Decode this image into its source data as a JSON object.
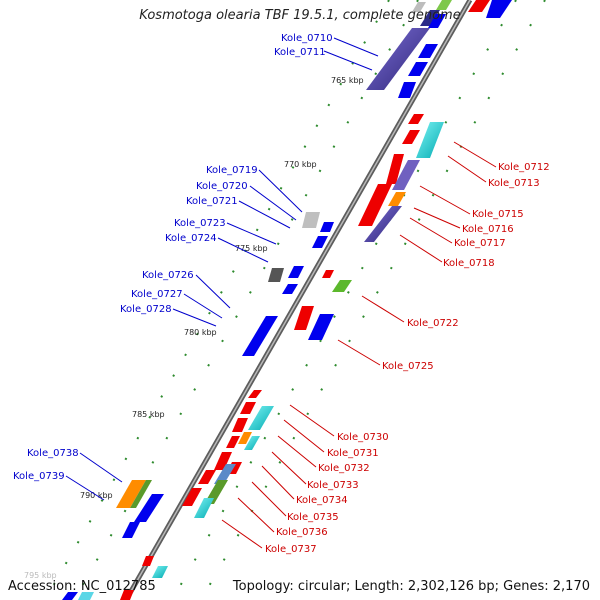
{
  "title": "Kosmotoga olearia TBF 19.5.1, complete genome",
  "footer": {
    "accession": "Accession: NC_012785",
    "summary": "Topology: circular; Length: 2,302,126 bp; Genes: 2,170"
  },
  "scale_ticks": [
    "765 kbp",
    "770 kbp",
    "775 kbp",
    "780 kbp",
    "785 kbp",
    "790 kbp",
    "795 kbp"
  ],
  "genes_left": [
    "Kole_0710",
    "Kole_0711",
    "Kole_0719",
    "Kole_0720",
    "Kole_0721",
    "Kole_0723",
    "Kole_0724",
    "Kole_0726",
    "Kole_0727",
    "Kole_0728",
    "Kole_0738",
    "Kole_0739"
  ],
  "genes_right": [
    "Kole_0712",
    "Kole_0713",
    "Kole_0715",
    "Kole_0716",
    "Kole_0717",
    "Kole_0718",
    "Kole_0722",
    "Kole_0725",
    "Kole_0730",
    "Kole_0731",
    "Kole_0732",
    "Kole_0733",
    "Kole_0734",
    "Kole_0735",
    "Kole_0736",
    "Kole_0737"
  ],
  "colors": {
    "forward_label": "#0000cc",
    "reverse_label": "#cc0000",
    "backbone": "#777777",
    "tick": "#2e8b2e"
  }
}
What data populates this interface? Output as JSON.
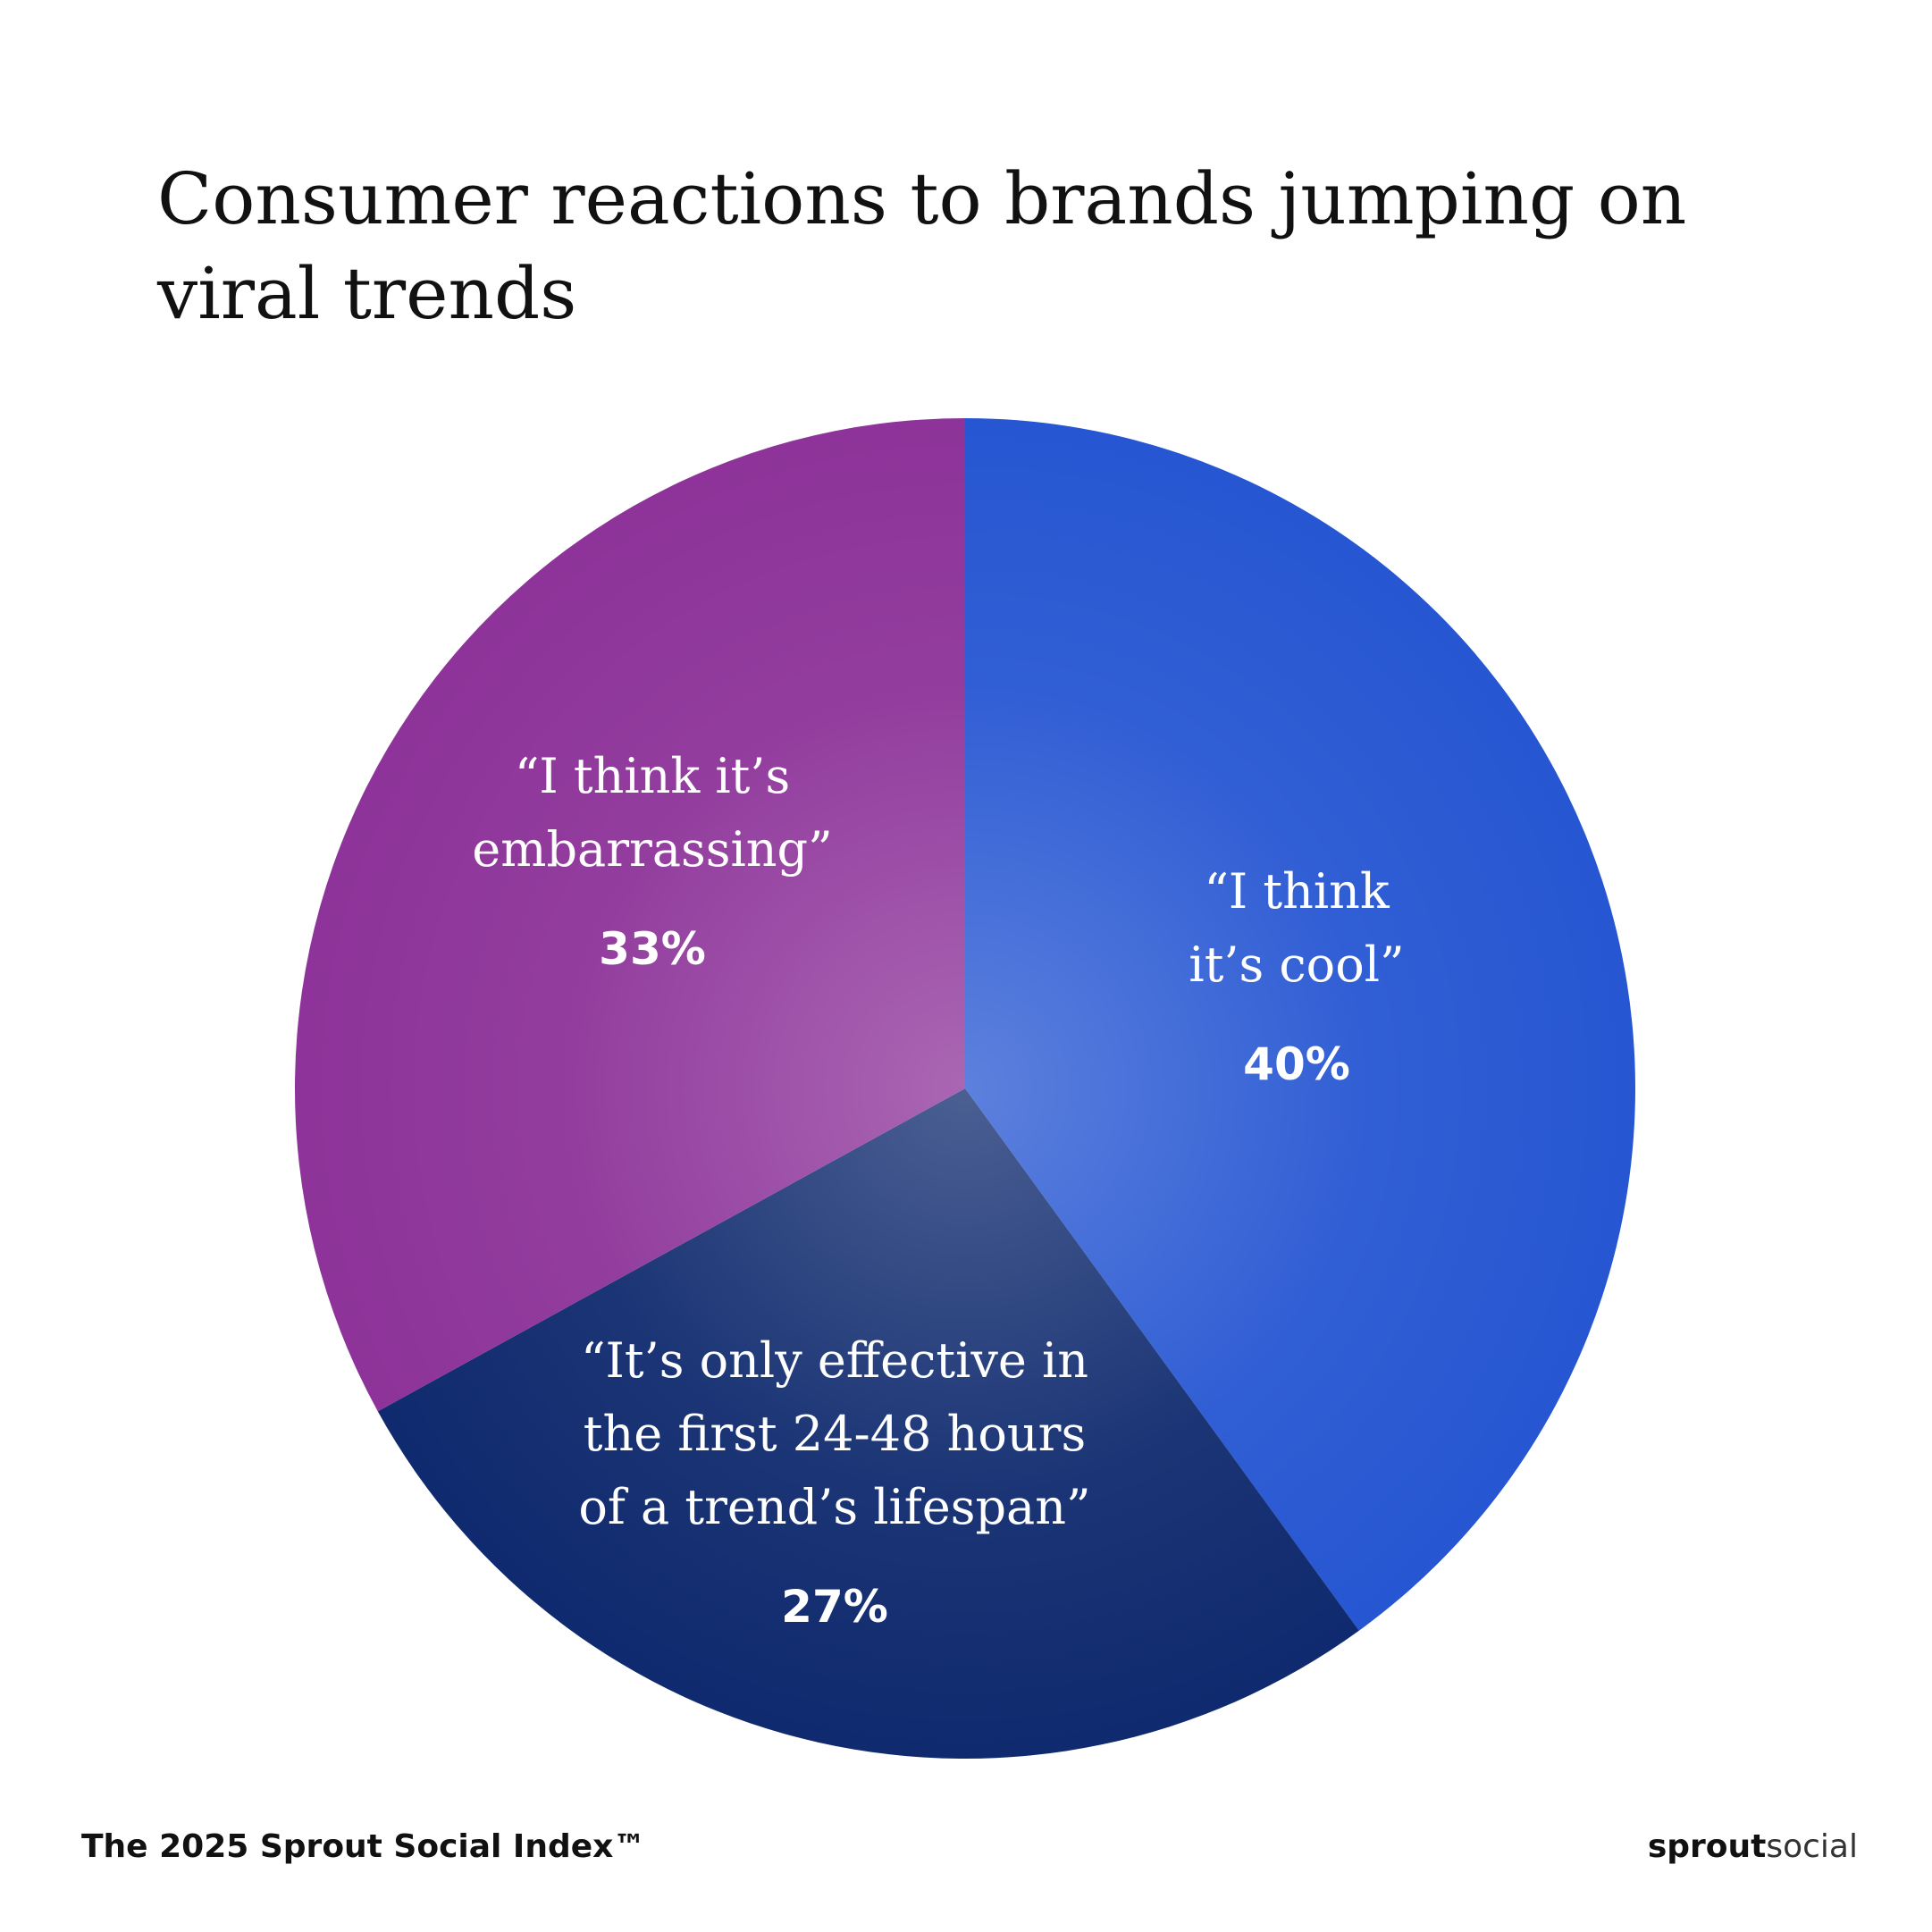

- What to work on:
When a line of the entries contains "this", it counts; say how many such lines there are, and nothing more.

- Worked solution:
2